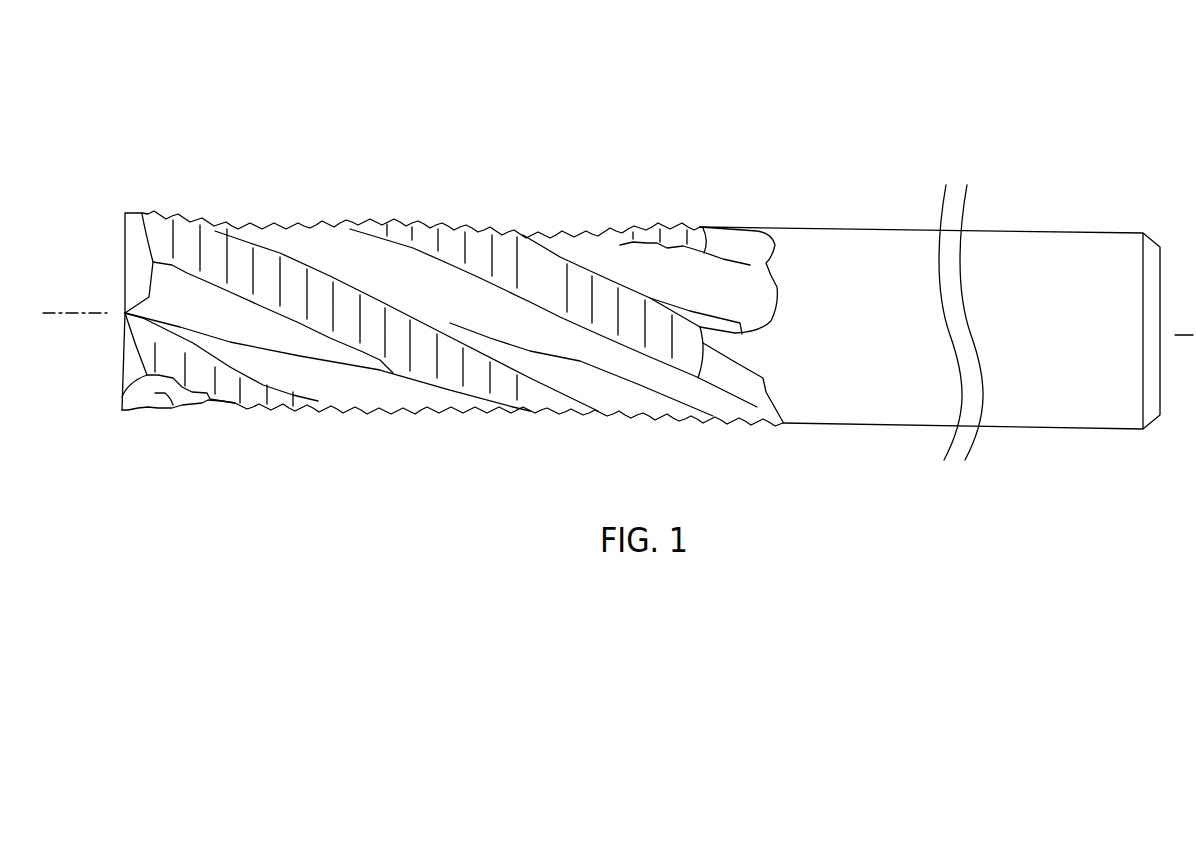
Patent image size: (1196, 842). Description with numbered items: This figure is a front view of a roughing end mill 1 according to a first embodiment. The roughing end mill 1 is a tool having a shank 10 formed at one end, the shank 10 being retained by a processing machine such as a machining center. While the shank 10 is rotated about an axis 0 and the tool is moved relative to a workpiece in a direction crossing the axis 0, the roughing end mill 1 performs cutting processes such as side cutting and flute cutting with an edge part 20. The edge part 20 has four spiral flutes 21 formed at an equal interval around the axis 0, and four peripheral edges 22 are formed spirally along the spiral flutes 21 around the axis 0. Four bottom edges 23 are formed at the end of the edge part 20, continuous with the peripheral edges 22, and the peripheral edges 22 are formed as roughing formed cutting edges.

The roughing end mill 1 is at (1000, 86).
The shank 10 is at (1053, 240).
The edge part 20 is at (622, 182).
The spiral flute 21 is at (173, 407).
The peripheral edge 22 is at (337, 263).
The bottom edge 23 is at (123, 323).
The axis 0 is at (61, 308).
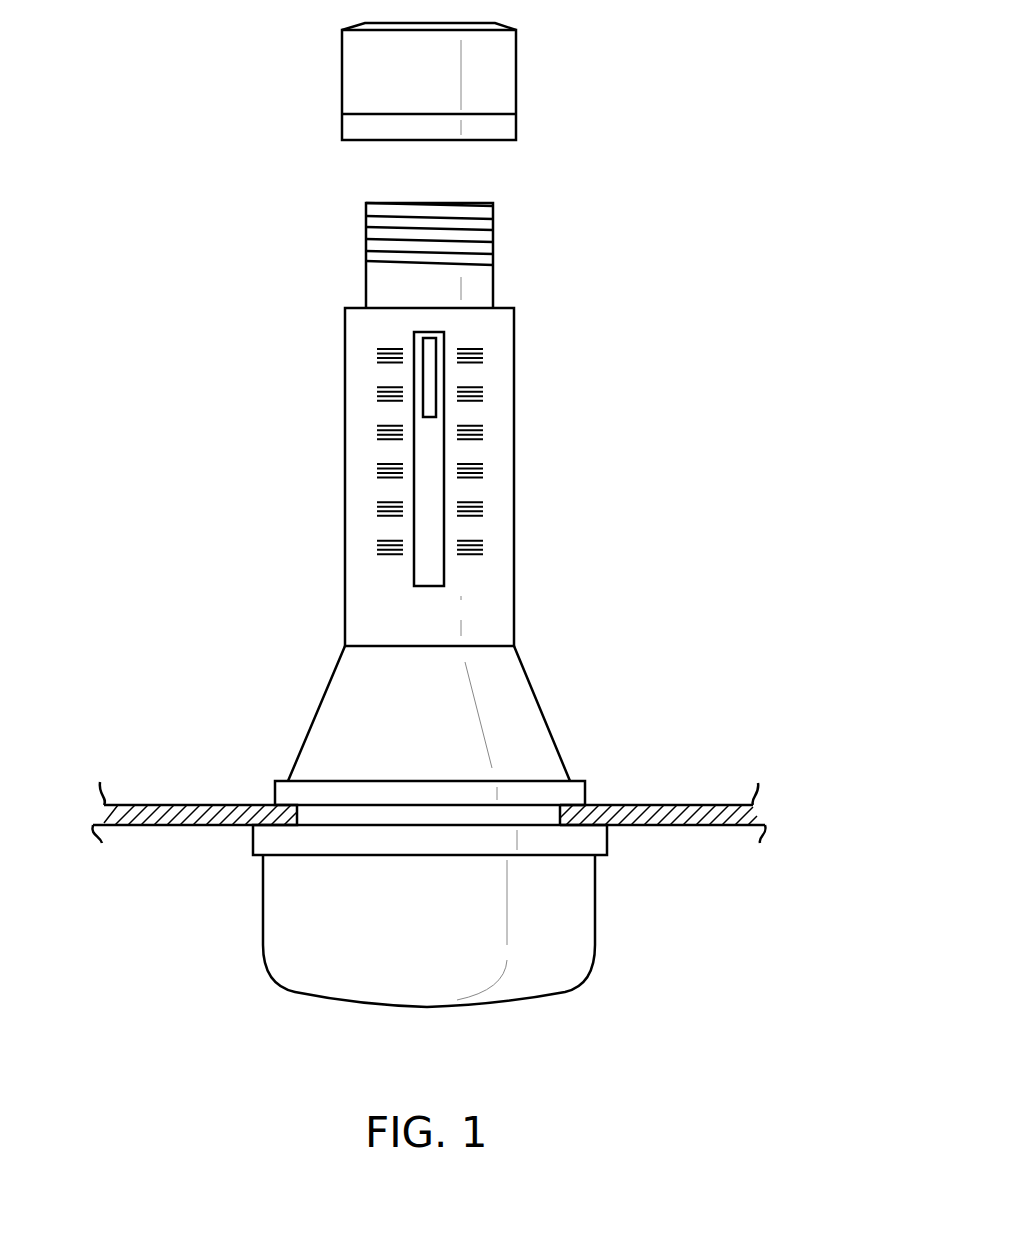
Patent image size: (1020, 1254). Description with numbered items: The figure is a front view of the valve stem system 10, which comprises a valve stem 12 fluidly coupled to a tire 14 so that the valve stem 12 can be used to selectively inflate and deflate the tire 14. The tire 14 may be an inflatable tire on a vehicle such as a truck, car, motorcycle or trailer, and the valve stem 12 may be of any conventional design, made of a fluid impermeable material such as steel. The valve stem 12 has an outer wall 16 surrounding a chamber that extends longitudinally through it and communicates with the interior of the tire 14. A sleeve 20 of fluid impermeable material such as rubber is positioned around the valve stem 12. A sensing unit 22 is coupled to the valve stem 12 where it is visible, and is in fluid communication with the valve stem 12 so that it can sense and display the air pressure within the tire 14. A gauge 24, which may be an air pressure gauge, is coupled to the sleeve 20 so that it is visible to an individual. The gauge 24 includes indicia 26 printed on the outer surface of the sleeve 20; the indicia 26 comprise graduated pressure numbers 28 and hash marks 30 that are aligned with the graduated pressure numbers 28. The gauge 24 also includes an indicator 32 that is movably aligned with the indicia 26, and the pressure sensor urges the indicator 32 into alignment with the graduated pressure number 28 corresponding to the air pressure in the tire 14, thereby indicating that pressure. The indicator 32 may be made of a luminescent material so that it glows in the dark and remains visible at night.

The valve stem system 10 is at (723, 136).
The valve stem 12 is at (522, 493).
The tire 14 is at (180, 804).
The outer wall 16 is at (492, 277).
The sleeve 20 is at (352, 308).
The sensing unit 22 is at (350, 508).
The gauge 24 is at (416, 550).
The indicia 26 is at (497, 332).
The graduated pressure numbers 28 is at (487, 452).
The hash marks 30 is at (375, 397).
The indicator 32 is at (428, 337).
• • • • •
Copy everything in the material from the line containing "Patent image size: (1020, 1254)." down to the end, keeping every line identical.

(Solution)
Patent image size: (1020, 1254). Description with numbered items: The figure is a front view of the valve stem system 10, which comprises a valve stem 12 fluidly coupled to a tire 14 so that the valve stem 12 can be used to selectively inflate and deflate the tire 14. The tire 14 may be an inflatable tire on a vehicle such as a truck, car, motorcycle or trailer, and the valve stem 12 may be of any conventional design, made of a fluid impermeable material such as steel. The valve stem 12 has an outer wall 16 surrounding a chamber that extends longitudinally through it and communicates with the interior of the tire 14. A sleeve 20 of fluid impermeable material such as rubber is positioned around the valve stem 12. A sensing unit 22 is coupled to the valve stem 12 where it is visible, and is in fluid communication with the valve stem 12 so that it can sense and display the air pressure within the tire 14. A gauge 24, which may be an air pressure gauge, is coupled to the sleeve 20 so that it is visible to an individual. The gauge 24 includes indicia 26 printed on the outer surface of the sleeve 20; the indicia 26 comprise graduated pressure numbers 28 and hash marks 30 that are aligned with the graduated pressure numbers 28. The gauge 24 also includes an indicator 32 that is movably aligned with the indicia 26, and the pressure sensor urges the indicator 32 into alignment with the graduated pressure number 28 corresponding to the air pressure in the tire 14, thereby indicating that pressure. The indicator 32 may be made of a luminescent material so that it glows in the dark and remains visible at night.

The valve stem system 10 is at (723, 136).
The valve stem 12 is at (522, 493).
The tire 14 is at (180, 804).
The outer wall 16 is at (492, 277).
The sleeve 20 is at (352, 308).
The sensing unit 22 is at (350, 508).
The gauge 24 is at (416, 550).
The indicia 26 is at (497, 332).
The graduated pressure numbers 28 is at (487, 452).
The hash marks 30 is at (375, 397).
The indicator 32 is at (428, 337).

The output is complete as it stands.